**What to do**
Print the data that follows exactly.

**Stored data**
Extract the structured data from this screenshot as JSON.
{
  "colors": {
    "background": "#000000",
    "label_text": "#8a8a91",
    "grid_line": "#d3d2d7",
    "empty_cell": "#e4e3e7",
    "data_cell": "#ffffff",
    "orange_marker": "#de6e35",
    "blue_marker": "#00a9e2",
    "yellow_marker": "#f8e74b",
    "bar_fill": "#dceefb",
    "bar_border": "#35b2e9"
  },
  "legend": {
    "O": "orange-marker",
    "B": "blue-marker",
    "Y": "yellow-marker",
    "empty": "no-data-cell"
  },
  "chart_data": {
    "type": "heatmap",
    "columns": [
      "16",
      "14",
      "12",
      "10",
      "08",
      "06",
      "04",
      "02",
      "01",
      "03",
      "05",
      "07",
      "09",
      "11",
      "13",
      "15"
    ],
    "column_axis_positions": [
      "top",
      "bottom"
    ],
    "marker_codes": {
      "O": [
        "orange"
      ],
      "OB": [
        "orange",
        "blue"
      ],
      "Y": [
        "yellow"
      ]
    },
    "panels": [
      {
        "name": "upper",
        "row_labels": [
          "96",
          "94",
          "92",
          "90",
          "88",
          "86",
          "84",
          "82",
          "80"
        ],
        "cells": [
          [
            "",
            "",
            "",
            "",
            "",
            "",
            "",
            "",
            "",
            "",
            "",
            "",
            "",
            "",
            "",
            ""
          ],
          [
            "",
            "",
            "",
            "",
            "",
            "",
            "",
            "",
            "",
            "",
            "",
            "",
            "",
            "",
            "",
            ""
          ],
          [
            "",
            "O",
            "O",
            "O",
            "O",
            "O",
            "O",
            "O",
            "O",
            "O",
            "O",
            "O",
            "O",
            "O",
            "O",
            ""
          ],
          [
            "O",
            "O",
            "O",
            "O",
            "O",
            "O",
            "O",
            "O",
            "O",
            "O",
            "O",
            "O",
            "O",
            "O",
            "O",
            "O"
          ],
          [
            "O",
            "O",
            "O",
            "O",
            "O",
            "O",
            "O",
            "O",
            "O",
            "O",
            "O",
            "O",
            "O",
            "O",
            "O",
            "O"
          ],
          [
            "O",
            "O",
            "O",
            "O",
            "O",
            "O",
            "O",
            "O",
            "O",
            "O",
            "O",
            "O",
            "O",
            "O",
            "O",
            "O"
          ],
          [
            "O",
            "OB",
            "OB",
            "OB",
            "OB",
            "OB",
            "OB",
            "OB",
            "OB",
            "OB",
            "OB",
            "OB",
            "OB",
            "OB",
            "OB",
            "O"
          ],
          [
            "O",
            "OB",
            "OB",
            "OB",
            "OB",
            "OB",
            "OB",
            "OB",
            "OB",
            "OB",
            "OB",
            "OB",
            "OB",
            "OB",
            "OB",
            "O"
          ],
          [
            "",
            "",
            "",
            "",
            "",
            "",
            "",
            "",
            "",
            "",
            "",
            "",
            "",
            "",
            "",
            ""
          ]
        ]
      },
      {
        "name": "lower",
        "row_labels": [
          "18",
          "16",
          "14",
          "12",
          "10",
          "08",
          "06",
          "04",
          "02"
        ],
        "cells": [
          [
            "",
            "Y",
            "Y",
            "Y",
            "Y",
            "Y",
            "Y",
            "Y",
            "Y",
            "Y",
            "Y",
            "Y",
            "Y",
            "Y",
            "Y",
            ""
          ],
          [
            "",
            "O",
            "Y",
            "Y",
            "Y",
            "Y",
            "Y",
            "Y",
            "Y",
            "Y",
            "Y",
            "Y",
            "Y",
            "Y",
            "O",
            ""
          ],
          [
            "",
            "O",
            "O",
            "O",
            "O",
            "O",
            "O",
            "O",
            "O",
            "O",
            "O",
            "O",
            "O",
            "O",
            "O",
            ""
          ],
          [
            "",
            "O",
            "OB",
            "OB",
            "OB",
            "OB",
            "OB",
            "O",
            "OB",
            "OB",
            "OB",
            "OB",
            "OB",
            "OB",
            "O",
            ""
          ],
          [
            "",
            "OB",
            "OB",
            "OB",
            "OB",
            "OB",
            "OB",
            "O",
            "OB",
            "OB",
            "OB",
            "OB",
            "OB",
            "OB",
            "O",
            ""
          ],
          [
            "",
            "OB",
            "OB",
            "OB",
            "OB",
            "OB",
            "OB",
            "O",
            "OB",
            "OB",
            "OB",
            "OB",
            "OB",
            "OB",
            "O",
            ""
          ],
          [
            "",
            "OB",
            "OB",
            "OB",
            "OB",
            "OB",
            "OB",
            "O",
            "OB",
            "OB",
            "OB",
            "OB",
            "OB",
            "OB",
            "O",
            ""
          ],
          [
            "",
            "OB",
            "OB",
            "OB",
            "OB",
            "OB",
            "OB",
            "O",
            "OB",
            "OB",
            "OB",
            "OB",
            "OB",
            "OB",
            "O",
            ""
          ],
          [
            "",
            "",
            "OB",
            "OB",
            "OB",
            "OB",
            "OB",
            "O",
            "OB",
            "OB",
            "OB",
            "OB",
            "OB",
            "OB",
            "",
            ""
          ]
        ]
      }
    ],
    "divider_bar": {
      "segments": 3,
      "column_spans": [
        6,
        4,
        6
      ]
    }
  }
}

**Answer to this problem**
Extract the structured data from this screenshot as JSON.
{
  "colors": {
    "background": "#000000",
    "label_text": "#8a8a91",
    "grid_line": "#d3d2d7",
    "empty_cell": "#e4e3e7",
    "data_cell": "#ffffff",
    "orange_marker": "#de6e35",
    "blue_marker": "#00a9e2",
    "yellow_marker": "#f8e74b",
    "bar_fill": "#dceefb",
    "bar_border": "#35b2e9"
  },
  "legend": {
    "O": "orange-marker",
    "B": "blue-marker",
    "Y": "yellow-marker",
    "empty": "no-data-cell"
  },
  "chart_data": {
    "type": "heatmap",
    "columns": [
      "16",
      "14",
      "12",
      "10",
      "08",
      "06",
      "04",
      "02",
      "01",
      "03",
      "05",
      "07",
      "09",
      "11",
      "13",
      "15"
    ],
    "column_axis_positions": [
      "top",
      "bottom"
    ],
    "marker_codes": {
      "O": [
        "orange"
      ],
      "OB": [
        "orange",
        "blue"
      ],
      "Y": [
        "yellow"
      ]
    },
    "panels": [
      {
        "name": "upper",
        "row_labels": [
          "96",
          "94",
          "92",
          "90",
          "88",
          "86",
          "84",
          "82",
          "80"
        ],
        "cells": [
          [
            "",
            "",
            "",
            "",
            "",
            "",
            "",
            "",
            "",
            "",
            "",
            "",
            "",
            "",
            "",
            ""
          ],
          [
            "",
            "",
            "",
            "",
            "",
            "",
            "",
            "",
            "",
            "",
            "",
            "",
            "",
            "",
            "",
            ""
          ],
          [
            "",
            "O",
            "O",
            "O",
            "O",
            "O",
            "O",
            "O",
            "O",
            "O",
            "O",
            "O",
            "O",
            "O",
            "O",
            ""
          ],
          [
            "O",
            "O",
            "O",
            "O",
            "O",
            "O",
            "O",
            "O",
            "O",
            "O",
            "O",
            "O",
            "O",
            "O",
            "O",
            "O"
          ],
          [
            "O",
            "O",
            "O",
            "O",
            "O",
            "O",
            "O",
            "O",
            "O",
            "O",
            "O",
            "O",
            "O",
            "O",
            "O",
            "O"
          ],
          [
            "O",
            "O",
            "O",
            "O",
            "O",
            "O",
            "O",
            "O",
            "O",
            "O",
            "O",
            "O",
            "O",
            "O",
            "O",
            "O"
          ],
          [
            "O",
            "OB",
            "OB",
            "OB",
            "OB",
            "OB",
            "OB",
            "OB",
            "OB",
            "OB",
            "OB",
            "OB",
            "OB",
            "OB",
            "OB",
            "O"
          ],
          [
            "O",
            "OB",
            "OB",
            "OB",
            "OB",
            "OB",
            "OB",
            "OB",
            "OB",
            "OB",
            "OB",
            "OB",
            "OB",
            "OB",
            "OB",
            "O"
          ],
          [
            "",
            "",
            "",
            "",
            "",
            "",
            "",
            "",
            "",
            "",
            "",
            "",
            "",
            "",
            "",
            ""
          ]
        ]
      },
      {
        "name": "lower",
        "row_labels": [
          "18",
          "16",
          "14",
          "12",
          "10",
          "08",
          "06",
          "04",
          "02"
        ],
        "cells": [
          [
            "",
            "Y",
            "Y",
            "Y",
            "Y",
            "Y",
            "Y",
            "Y",
            "Y",
            "Y",
            "Y",
            "Y",
            "Y",
            "Y",
            "Y",
            ""
          ],
          [
            "",
            "O",
            "Y",
            "Y",
            "Y",
            "Y",
            "Y",
            "Y",
            "Y",
            "Y",
            "Y",
            "Y",
            "Y",
            "Y",
            "O",
            ""
          ],
          [
            "",
            "O",
            "O",
            "O",
            "O",
            "O",
            "O",
            "O",
            "O",
            "O",
            "O",
            "O",
            "O",
            "O",
            "O",
            ""
          ],
          [
            "",
            "O",
            "OB",
            "OB",
            "OB",
            "OB",
            "OB",
            "O",
            "OB",
            "OB",
            "OB",
            "OB",
            "OB",
            "OB",
            "O",
            ""
          ],
          [
            "",
            "OB",
            "OB",
            "OB",
            "OB",
            "OB",
            "OB",
            "O",
            "OB",
            "OB",
            "OB",
            "OB",
            "OB",
            "OB",
            "O",
            ""
          ],
          [
            "",
            "OB",
            "OB",
            "OB",
            "OB",
            "OB",
            "OB",
            "O",
            "OB",
            "OB",
            "OB",
            "OB",
            "OB",
            "OB",
            "O",
            ""
          ],
          [
            "",
            "OB",
            "OB",
            "OB",
            "OB",
            "OB",
            "OB",
            "O",
            "OB",
            "OB",
            "OB",
            "OB",
            "OB",
            "OB",
            "O",
            ""
          ],
          [
            "",
            "OB",
            "OB",
            "OB",
            "OB",
            "OB",
            "OB",
            "O",
            "OB",
            "OB",
            "OB",
            "OB",
            "OB",
            "OB",
            "O",
            ""
          ],
          [
            "",
            "",
            "OB",
            "OB",
            "OB",
            "OB",
            "OB",
            "O",
            "OB",
            "OB",
            "OB",
            "OB",
            "OB",
            "OB",
            "",
            ""
          ]
        ]
      }
    ],
    "divider_bar": {
      "segments": 3,
      "column_spans": [
        6,
        4,
        6
      ]
    }
  }
}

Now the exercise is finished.